§ **Records from a data collection**:
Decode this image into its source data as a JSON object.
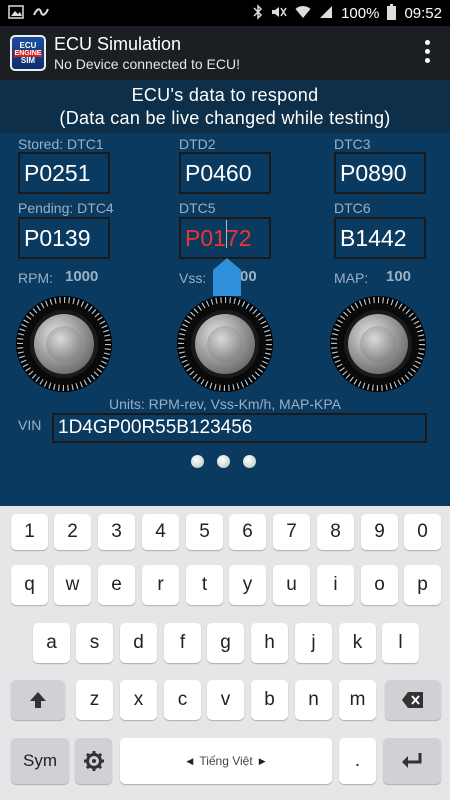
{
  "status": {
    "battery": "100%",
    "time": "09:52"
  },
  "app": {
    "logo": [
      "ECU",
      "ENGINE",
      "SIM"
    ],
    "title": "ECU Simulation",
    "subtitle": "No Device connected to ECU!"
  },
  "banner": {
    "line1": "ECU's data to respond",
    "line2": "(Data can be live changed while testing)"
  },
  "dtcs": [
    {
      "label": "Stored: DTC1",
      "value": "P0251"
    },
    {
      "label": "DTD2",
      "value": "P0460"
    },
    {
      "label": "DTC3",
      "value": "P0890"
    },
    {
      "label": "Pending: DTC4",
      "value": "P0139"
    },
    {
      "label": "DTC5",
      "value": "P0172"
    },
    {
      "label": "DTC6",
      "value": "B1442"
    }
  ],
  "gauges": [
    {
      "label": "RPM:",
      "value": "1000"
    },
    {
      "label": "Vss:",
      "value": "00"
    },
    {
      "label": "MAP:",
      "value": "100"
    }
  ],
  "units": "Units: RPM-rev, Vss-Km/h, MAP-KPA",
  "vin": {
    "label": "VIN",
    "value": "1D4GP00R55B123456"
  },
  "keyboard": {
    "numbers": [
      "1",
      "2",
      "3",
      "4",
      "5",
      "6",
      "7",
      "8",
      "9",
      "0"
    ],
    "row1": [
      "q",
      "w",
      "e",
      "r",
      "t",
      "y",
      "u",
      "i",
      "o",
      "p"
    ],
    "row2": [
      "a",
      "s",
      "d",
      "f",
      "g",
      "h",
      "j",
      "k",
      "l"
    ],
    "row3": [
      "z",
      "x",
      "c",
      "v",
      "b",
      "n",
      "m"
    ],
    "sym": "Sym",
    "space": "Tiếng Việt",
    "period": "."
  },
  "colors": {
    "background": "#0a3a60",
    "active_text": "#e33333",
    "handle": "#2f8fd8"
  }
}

§ **Written exercise**: Quote the data above in full and without alteration; skip the pictures.

§ **Exercise response**:
Decode this image into its source data as a JSON object.
{
  "status": {
    "battery": "100%",
    "time": "09:52"
  },
  "app": {
    "logo": [
      "ECU",
      "ENGINE",
      "SIM"
    ],
    "title": "ECU Simulation",
    "subtitle": "No Device connected to ECU!"
  },
  "banner": {
    "line1": "ECU's data to respond",
    "line2": "(Data can be live changed while testing)"
  },
  "dtcs": [
    {
      "label": "Stored: DTC1",
      "value": "P0251"
    },
    {
      "label": "DTD2",
      "value": "P0460"
    },
    {
      "label": "DTC3",
      "value": "P0890"
    },
    {
      "label": "Pending: DTC4",
      "value": "P0139"
    },
    {
      "label": "DTC5",
      "value": "P0172"
    },
    {
      "label": "DTC6",
      "value": "B1442"
    }
  ],
  "gauges": [
    {
      "label": "RPM:",
      "value": "1000"
    },
    {
      "label": "Vss:",
      "value": "00"
    },
    {
      "label": "MAP:",
      "value": "100"
    }
  ],
  "units": "Units: RPM-rev, Vss-Km/h, MAP-KPA",
  "vin": {
    "label": "VIN",
    "value": "1D4GP00R55B123456"
  },
  "keyboard": {
    "numbers": [
      "1",
      "2",
      "3",
      "4",
      "5",
      "6",
      "7",
      "8",
      "9",
      "0"
    ],
    "row1": [
      "q",
      "w",
      "e",
      "r",
      "t",
      "y",
      "u",
      "i",
      "o",
      "p"
    ],
    "row2": [
      "a",
      "s",
      "d",
      "f",
      "g",
      "h",
      "j",
      "k",
      "l"
    ],
    "row3": [
      "z",
      "x",
      "c",
      "v",
      "b",
      "n",
      "m"
    ],
    "sym": "Sym",
    "space": "Tiếng Việt",
    "period": "."
  },
  "colors": {
    "background": "#0a3a60",
    "active_text": "#e33333",
    "handle": "#2f8fd8"
  }
}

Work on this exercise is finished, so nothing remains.